## Written request
Scan the material for the word "page", and copy each line where it shows up.

## Dataset excerpts
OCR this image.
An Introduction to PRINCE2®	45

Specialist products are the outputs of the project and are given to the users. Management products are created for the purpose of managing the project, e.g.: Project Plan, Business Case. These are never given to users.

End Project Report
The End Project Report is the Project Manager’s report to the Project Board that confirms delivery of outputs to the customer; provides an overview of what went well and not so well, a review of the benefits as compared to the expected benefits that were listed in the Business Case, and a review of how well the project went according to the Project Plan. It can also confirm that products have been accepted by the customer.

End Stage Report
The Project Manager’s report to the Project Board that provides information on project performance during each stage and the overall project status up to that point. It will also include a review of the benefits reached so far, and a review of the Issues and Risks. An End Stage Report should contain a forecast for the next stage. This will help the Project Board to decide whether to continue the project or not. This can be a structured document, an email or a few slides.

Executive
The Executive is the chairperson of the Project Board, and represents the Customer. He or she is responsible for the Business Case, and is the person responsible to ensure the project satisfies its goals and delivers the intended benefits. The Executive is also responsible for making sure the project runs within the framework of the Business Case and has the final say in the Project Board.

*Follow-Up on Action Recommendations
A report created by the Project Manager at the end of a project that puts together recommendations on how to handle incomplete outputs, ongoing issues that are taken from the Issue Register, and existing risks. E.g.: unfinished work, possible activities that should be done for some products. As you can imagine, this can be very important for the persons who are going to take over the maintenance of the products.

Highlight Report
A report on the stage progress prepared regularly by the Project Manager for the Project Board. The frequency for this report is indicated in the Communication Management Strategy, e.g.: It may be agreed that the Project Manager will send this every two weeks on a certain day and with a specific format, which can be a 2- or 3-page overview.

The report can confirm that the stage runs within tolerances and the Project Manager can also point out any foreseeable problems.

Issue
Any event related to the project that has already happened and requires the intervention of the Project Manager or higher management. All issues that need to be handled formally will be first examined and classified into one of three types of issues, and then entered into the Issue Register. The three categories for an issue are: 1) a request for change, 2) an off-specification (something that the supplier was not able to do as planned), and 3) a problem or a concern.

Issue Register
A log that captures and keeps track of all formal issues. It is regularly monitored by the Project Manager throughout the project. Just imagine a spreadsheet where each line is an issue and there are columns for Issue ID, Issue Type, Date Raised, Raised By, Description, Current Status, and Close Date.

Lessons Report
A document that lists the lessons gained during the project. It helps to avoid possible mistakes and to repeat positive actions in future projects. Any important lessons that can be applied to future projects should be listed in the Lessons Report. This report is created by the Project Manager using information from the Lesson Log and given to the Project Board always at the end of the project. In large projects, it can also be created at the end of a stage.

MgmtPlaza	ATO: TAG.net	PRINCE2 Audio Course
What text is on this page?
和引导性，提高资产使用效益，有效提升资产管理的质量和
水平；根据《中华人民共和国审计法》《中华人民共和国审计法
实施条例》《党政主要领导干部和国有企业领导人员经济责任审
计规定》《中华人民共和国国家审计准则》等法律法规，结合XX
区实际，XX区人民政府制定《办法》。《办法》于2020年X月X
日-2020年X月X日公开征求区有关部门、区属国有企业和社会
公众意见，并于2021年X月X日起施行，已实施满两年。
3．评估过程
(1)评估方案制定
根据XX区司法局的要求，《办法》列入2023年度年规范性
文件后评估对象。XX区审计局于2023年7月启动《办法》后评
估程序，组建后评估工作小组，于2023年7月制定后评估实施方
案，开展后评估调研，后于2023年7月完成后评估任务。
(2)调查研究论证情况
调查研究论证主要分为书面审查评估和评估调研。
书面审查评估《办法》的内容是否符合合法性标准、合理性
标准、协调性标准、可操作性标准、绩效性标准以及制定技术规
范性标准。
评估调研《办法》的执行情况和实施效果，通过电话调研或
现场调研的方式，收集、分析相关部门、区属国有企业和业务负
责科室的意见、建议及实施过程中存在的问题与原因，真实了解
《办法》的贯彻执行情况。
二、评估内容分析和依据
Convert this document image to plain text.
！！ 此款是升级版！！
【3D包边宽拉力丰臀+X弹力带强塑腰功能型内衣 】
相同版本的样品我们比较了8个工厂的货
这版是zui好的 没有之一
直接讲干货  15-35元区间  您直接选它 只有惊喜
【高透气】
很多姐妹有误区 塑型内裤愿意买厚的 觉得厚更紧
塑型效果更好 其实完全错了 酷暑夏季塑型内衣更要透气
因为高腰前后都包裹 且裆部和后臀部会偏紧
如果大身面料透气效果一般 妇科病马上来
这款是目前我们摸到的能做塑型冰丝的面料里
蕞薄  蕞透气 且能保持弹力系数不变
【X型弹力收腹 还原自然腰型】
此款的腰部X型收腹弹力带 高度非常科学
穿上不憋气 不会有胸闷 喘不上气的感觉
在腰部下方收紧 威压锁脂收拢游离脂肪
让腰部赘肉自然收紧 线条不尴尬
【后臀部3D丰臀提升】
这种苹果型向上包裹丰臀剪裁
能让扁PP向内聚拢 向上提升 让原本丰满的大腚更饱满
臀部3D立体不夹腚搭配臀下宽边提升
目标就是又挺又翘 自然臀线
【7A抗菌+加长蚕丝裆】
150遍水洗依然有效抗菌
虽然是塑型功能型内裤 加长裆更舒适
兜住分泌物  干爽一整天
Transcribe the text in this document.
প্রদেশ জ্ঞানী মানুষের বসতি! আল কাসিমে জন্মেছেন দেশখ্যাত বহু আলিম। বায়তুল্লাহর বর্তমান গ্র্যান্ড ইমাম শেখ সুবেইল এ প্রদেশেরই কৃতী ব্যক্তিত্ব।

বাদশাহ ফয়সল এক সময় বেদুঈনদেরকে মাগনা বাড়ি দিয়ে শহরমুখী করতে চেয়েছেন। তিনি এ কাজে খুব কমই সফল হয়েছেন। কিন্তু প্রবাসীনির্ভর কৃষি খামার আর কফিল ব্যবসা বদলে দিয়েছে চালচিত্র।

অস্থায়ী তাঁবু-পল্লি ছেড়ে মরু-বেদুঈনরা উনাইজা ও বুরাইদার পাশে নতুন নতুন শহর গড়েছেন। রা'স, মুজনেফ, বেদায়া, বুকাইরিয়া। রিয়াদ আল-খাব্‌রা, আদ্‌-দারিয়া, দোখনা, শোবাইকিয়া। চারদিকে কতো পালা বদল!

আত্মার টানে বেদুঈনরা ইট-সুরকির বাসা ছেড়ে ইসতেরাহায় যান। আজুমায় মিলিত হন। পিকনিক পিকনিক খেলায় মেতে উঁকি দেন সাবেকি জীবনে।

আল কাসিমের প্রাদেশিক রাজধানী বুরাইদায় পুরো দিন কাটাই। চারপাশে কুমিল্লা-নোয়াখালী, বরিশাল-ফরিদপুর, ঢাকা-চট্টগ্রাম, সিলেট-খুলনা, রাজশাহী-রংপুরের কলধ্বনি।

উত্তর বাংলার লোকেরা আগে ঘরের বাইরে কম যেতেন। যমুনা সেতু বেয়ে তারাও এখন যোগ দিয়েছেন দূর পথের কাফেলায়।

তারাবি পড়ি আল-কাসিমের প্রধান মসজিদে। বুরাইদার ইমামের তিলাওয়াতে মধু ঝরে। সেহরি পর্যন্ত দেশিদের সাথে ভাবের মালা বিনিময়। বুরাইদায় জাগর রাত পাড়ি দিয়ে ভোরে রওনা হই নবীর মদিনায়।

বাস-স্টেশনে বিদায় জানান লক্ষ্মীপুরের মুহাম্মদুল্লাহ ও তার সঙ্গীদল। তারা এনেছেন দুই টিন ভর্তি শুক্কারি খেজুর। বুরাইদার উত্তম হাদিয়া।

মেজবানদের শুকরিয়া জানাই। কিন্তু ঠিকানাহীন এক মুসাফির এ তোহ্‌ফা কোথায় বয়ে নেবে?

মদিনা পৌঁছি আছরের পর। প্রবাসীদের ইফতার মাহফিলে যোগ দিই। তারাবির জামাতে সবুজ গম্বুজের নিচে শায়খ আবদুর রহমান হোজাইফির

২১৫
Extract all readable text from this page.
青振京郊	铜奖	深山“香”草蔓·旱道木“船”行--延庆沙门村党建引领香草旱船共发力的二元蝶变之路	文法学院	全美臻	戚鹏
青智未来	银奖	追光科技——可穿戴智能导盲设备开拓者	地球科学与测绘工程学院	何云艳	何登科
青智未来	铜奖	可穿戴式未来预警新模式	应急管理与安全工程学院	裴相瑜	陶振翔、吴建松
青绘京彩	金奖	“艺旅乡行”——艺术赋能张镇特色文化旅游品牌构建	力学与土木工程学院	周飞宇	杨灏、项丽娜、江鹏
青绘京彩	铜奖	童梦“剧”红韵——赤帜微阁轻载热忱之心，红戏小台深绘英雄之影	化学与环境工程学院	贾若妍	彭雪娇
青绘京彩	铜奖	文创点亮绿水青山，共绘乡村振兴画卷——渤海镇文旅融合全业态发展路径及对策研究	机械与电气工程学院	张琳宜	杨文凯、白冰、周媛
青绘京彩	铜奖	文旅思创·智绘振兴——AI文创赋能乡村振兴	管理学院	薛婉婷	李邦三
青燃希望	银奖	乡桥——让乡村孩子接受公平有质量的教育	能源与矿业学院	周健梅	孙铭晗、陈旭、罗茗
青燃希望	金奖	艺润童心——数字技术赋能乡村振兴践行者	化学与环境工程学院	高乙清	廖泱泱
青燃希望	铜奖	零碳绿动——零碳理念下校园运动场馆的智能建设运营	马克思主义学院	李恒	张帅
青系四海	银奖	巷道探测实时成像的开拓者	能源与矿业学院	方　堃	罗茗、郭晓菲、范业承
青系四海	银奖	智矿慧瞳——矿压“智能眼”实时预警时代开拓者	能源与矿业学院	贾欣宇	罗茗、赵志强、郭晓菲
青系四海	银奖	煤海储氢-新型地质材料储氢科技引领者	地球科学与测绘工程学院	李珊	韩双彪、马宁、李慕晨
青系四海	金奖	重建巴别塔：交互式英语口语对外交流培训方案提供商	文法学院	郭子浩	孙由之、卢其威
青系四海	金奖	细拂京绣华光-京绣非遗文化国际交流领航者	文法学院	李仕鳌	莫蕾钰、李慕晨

## The result
A report on the stage progress prepared regularly by the Project Manager for the Project Board. The frequency for this report is indicated in the Communication Management Strategy, e.g.: It may be agreed that the Project Manager will send this every two weeks on a certain day and with a specific format, which can be a 2- or 3-page overview.
What text is on this page?
Extract all readable text from this page.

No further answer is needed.